● To do:
**a)** According to the news report on the manslaughter verdict, at what time did the jury return its verdict?
**b)** Reproduce the passage of the news report on the manslaughter verdict from "Though the jury" to "to news reports.", word for word.

● Selected extract:
----

A California jury returned a manslaughter verdict Monday in the death of a former Fox distribution executive who was having an on-again, off-again love affair with his estranged wife.

LOS ANGELES (CN) – A California jury returned a manslaughter verdict Monday in the death of a former Fox distribution executive who was having an on-again, off-again love affair with his estranged wife.

Two years ago, prosecutors charged John Creech, 44, with one count of murder with a special allegation of lying in wait for the May 1, 2012, killing of Gavin Smith, an executive and former Hollywood stuntman who struggled with an addiction to prescription painkillers. Smith had met Creech's wife, Chandrika Cade, during a stint at a Woodland Hills rehabilitation center.

Though the jury found Crech guilty of voluntary manslaughter, it cleared him the first-degree murder and second-degree murder charges.

Jurors began deliberations Friday morning at little before 10:30 a.m. They had to restart deliberations from scratch on Monday morning after Juror No. 2 failed to show up in the morning or call the court. Los Angeles County Superior Court Judge Stephen Marcus replaced the absent juror with an alternate, and they jury returned the verdict at 11:30 a.m.

As the clerk read the jury verdict, Smith's wife Lisa bowed her head deep toward her lap and cried.

Creech had pleaded not guilty to the charges. His criminal defense attorney Irene Nunez argued during closing arguments that her client had acted in self-defense after discovering his wife with Smith in Smith’s jet-black Mercedes in a secluded spot in San Fernando Valley, according to news reports.

Creech had tracked them down using a GPS tracking app on his phone. But according to Nunez, after the two men exchange blows and Cade fled, Smith came at Creech with a weapon. She urged the jurors to find him not guilty because she said the killing was lawful.

But prosecutor Bobby Grace told the jury during the trial that murder was entirely premeditated and that Creech had killed Smith with his bare hands in an attack of “stunning brutality” and “almost indescribable violence” after Smith tried to fight back from the passenger seat of the sedan.

In his opening arguments, Grace showed the jurors a photo of the front interior of the vehicle. Blood stained the upholstery on the passenger seat, and the photo also appeared to show a bloody handprint.

“This became Gavin Smith’s tomb,” Grace said during opening arguments.

Grace said he was not happy with the verdict but was pleased that jurors had determined that Creech was legally responsible for killing Smith.

"My take on the verdict was that they felt that heat of passion mitigated or knocked it down from a murder to a manslaughter," Grace said.

----

Stored data entries
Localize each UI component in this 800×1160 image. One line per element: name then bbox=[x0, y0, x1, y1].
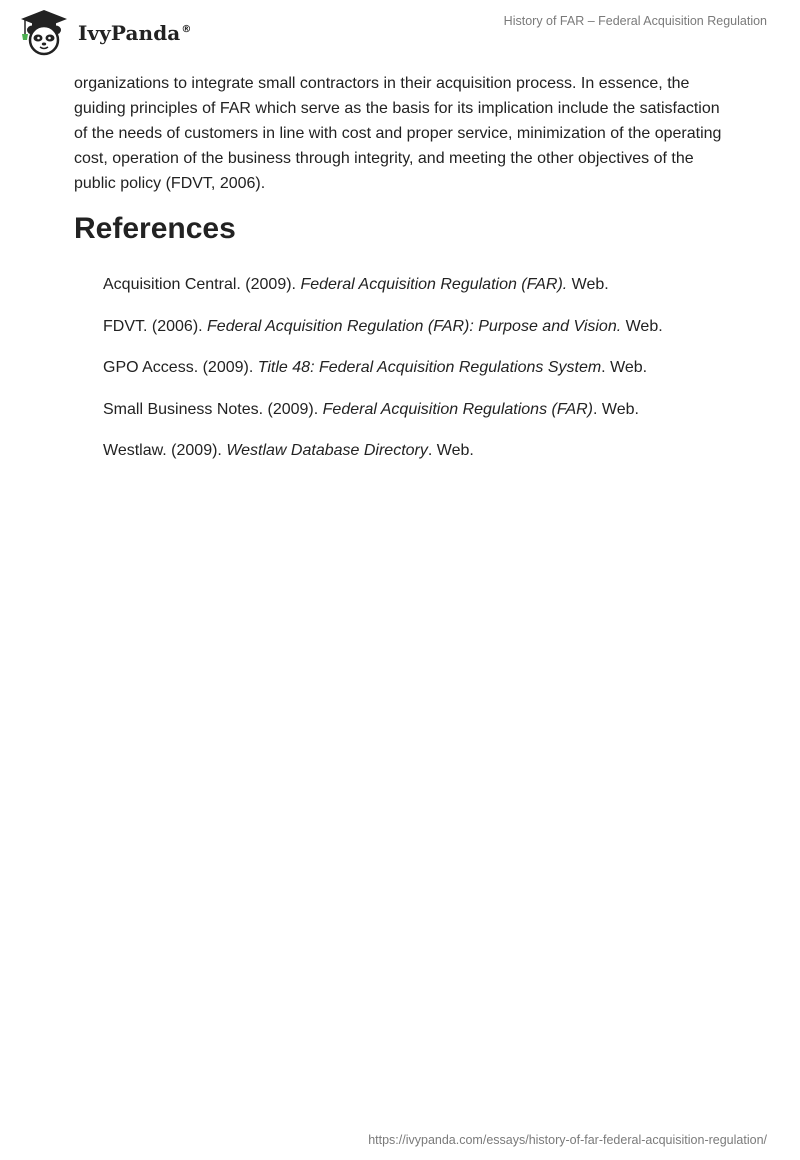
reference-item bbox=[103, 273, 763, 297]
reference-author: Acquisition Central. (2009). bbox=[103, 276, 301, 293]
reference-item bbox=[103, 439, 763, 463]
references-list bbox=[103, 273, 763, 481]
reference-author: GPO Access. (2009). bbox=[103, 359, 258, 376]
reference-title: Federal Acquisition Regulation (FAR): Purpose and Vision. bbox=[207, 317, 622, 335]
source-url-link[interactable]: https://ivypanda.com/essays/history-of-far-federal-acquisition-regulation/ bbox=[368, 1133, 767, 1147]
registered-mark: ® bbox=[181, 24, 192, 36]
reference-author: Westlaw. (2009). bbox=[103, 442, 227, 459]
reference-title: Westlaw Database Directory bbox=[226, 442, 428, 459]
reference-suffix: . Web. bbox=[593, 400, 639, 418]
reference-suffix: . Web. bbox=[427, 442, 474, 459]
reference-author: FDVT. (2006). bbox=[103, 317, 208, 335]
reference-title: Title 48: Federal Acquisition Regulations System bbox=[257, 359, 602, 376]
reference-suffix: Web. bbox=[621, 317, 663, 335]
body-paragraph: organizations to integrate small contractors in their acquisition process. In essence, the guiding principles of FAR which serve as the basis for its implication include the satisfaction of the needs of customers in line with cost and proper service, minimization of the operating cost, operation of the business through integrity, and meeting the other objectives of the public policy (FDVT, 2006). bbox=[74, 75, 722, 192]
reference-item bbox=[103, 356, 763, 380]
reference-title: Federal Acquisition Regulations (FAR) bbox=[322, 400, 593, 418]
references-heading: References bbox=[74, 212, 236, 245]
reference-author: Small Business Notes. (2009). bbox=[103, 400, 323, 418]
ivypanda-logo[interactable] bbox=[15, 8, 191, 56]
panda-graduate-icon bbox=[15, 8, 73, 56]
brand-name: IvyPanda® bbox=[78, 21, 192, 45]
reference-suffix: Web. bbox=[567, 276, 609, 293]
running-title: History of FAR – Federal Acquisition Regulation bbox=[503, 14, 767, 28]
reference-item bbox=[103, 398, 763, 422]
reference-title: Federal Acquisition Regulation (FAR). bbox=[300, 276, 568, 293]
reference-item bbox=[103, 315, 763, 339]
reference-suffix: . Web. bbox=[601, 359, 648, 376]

----

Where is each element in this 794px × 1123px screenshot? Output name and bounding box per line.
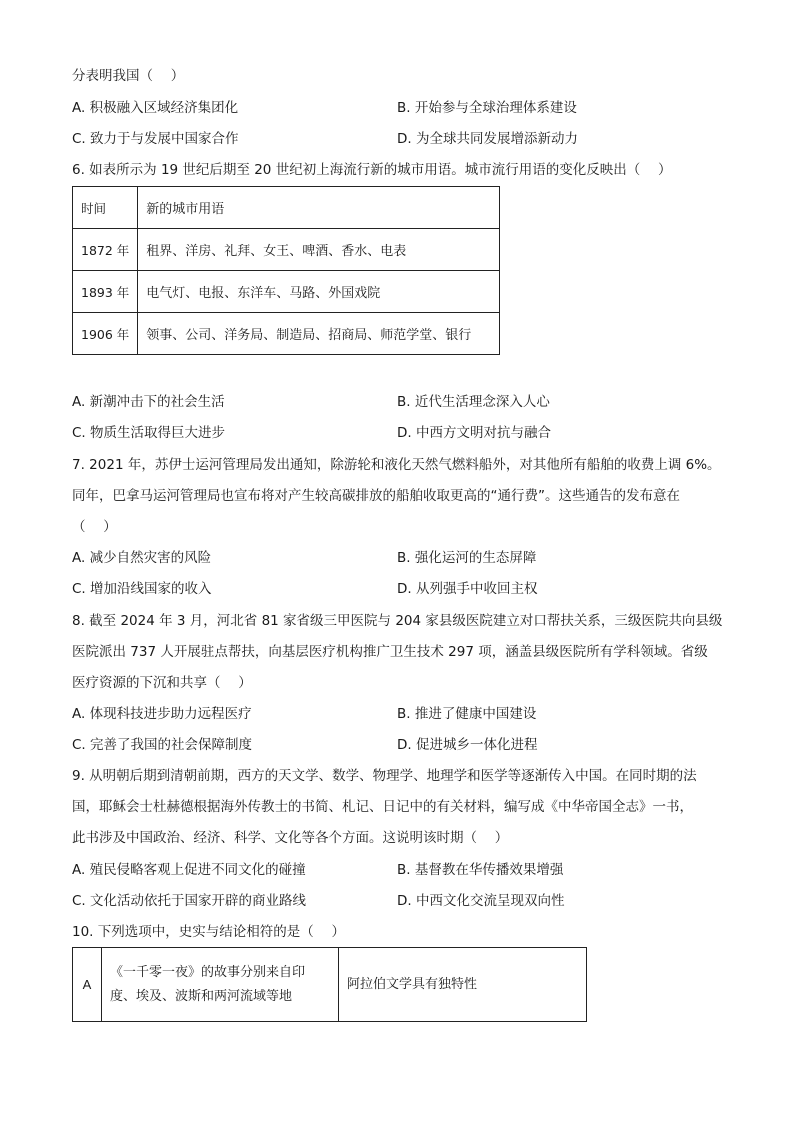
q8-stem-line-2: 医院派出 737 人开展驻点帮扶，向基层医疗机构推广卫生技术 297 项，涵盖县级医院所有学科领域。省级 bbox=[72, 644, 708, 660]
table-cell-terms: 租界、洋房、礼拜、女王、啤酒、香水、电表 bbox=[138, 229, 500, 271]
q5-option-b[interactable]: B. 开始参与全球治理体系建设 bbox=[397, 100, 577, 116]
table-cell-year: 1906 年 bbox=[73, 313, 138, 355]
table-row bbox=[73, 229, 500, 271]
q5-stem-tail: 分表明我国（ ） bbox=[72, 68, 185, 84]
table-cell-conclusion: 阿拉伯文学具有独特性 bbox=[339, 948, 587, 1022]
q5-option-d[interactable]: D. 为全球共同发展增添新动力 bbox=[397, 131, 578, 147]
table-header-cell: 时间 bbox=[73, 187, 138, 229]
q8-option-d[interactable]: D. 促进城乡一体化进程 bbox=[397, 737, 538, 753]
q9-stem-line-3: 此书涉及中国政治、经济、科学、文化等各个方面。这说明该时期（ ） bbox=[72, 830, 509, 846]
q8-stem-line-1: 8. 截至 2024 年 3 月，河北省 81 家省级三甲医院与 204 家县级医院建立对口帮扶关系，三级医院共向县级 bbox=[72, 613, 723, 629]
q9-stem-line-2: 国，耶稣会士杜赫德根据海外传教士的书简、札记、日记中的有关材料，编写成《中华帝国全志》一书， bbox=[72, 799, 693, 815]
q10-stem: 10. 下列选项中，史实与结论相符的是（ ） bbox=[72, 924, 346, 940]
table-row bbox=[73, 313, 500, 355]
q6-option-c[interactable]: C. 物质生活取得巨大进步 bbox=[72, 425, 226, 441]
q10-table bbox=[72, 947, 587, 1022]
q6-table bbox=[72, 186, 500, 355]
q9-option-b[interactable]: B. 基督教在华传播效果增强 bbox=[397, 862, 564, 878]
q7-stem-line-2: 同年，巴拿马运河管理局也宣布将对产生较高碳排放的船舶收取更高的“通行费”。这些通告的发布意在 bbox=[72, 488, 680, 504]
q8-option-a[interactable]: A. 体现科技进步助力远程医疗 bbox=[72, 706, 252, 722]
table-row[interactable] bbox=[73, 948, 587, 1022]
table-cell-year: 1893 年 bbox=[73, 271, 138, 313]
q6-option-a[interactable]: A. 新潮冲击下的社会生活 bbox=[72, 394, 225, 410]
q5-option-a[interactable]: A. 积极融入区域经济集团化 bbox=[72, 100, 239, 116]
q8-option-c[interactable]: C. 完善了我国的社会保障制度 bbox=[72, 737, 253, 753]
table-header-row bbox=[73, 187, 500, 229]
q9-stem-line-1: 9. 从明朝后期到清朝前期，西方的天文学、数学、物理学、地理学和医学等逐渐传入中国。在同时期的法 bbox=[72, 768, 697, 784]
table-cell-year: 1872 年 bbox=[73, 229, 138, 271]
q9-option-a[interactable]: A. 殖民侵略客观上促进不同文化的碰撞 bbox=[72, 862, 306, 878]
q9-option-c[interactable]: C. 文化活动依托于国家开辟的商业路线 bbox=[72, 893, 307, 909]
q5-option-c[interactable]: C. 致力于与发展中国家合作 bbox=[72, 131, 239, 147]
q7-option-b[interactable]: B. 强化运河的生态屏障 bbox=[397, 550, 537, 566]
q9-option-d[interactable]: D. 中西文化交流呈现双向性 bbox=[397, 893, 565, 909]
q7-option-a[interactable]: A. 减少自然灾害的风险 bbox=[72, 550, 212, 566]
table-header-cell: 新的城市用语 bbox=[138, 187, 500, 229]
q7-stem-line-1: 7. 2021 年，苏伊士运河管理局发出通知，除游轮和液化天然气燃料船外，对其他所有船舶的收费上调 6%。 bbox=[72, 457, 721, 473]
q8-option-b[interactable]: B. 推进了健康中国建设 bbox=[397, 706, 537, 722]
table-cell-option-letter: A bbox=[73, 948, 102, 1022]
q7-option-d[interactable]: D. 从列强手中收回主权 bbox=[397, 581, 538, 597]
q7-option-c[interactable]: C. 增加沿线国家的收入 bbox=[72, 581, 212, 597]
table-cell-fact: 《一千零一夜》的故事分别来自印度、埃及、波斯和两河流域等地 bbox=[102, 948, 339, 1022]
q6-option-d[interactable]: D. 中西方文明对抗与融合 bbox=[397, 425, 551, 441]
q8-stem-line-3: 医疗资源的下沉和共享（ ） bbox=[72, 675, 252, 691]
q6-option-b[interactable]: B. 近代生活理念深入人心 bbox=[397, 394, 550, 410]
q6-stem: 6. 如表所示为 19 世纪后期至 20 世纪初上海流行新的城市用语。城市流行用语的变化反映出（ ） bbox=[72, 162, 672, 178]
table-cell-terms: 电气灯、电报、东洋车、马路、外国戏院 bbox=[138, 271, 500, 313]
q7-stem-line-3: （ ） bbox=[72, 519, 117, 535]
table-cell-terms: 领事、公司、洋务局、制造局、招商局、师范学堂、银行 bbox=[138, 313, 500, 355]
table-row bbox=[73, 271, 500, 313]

----

● Answers to the exercise:
**a)** 11:30 a.m.

**b)**
Though the jury found Crech guilty of voluntary manslaughter, it cleared him the first-degree murder and second-degree murder charges.

Jurors began deliberations Friday morning at little before 10:30 a.m. They had to restart deliberations from scratch on Monday morning after Juror No. 2 failed to show up in the morning or call the court. Los Angeles County Superior Court Judge Stephen Marcus replaced the absent juror with an alternate, and they jury returned the verdict at 11:30 a.m.

As the clerk read the jury verdict, Smith's wife Lisa bowed her head deep toward her lap and cried.

Creech had pleaded not guilty to the charges. His criminal defense attorney Irene Nunez argued during closing arguments that her client had acted in self-defense after discovering his wife with Smith in Smith’s jet-black Mercedes in a secluded spot in San Fernando Valley, according to news reports.